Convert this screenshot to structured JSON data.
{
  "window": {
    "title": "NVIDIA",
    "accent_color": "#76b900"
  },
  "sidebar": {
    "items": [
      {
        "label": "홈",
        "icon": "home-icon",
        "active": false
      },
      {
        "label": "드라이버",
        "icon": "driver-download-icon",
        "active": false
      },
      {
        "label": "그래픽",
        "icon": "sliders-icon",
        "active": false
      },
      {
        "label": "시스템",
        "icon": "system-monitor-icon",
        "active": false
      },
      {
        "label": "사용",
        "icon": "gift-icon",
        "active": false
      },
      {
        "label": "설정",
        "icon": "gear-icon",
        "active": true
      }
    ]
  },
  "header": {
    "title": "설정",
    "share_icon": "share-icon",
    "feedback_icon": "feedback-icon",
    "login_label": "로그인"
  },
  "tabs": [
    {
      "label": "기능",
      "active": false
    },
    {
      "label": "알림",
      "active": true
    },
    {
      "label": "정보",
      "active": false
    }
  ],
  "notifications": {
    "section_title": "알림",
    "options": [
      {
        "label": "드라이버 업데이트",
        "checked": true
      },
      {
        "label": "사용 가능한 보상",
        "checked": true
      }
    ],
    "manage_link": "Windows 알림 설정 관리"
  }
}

* _STATED GOAL_:
Copy every record exactly, with nothing added or dropped.

* _SOLUTION_:
Convert this screenshot to structured JSON data.
{
  "window": {
    "title": "NVIDIA",
    "accent_color": "#76b900"
  },
  "sidebar": {
    "items": [
      {
        "label": "홈",
        "icon": "home-icon",
        "active": false
      },
      {
        "label": "드라이버",
        "icon": "driver-download-icon",
        "active": false
      },
      {
        "label": "그래픽",
        "icon": "sliders-icon",
        "active": false
      },
      {
        "label": "시스템",
        "icon": "system-monitor-icon",
        "active": false
      },
      {
        "label": "사용",
        "icon": "gift-icon",
        "active": false
      },
      {
        "label": "설정",
        "icon": "gear-icon",
        "active": true
      }
    ]
  },
  "header": {
    "title": "설정",
    "share_icon": "share-icon",
    "feedback_icon": "feedback-icon",
    "login_label": "로그인"
  },
  "tabs": [
    {
      "label": "기능",
      "active": false
    },
    {
      "label": "알림",
      "active": true
    },
    {
      "label": "정보",
      "active": false
    }
  ],
  "notifications": {
    "section_title": "알림",
    "options": [
      {
        "label": "드라이버 업데이트",
        "checked": true
      },
      {
        "label": "사용 가능한 보상",
        "checked": true
      }
    ],
    "manage_link": "Windows 알림 설정 관리"
  }
}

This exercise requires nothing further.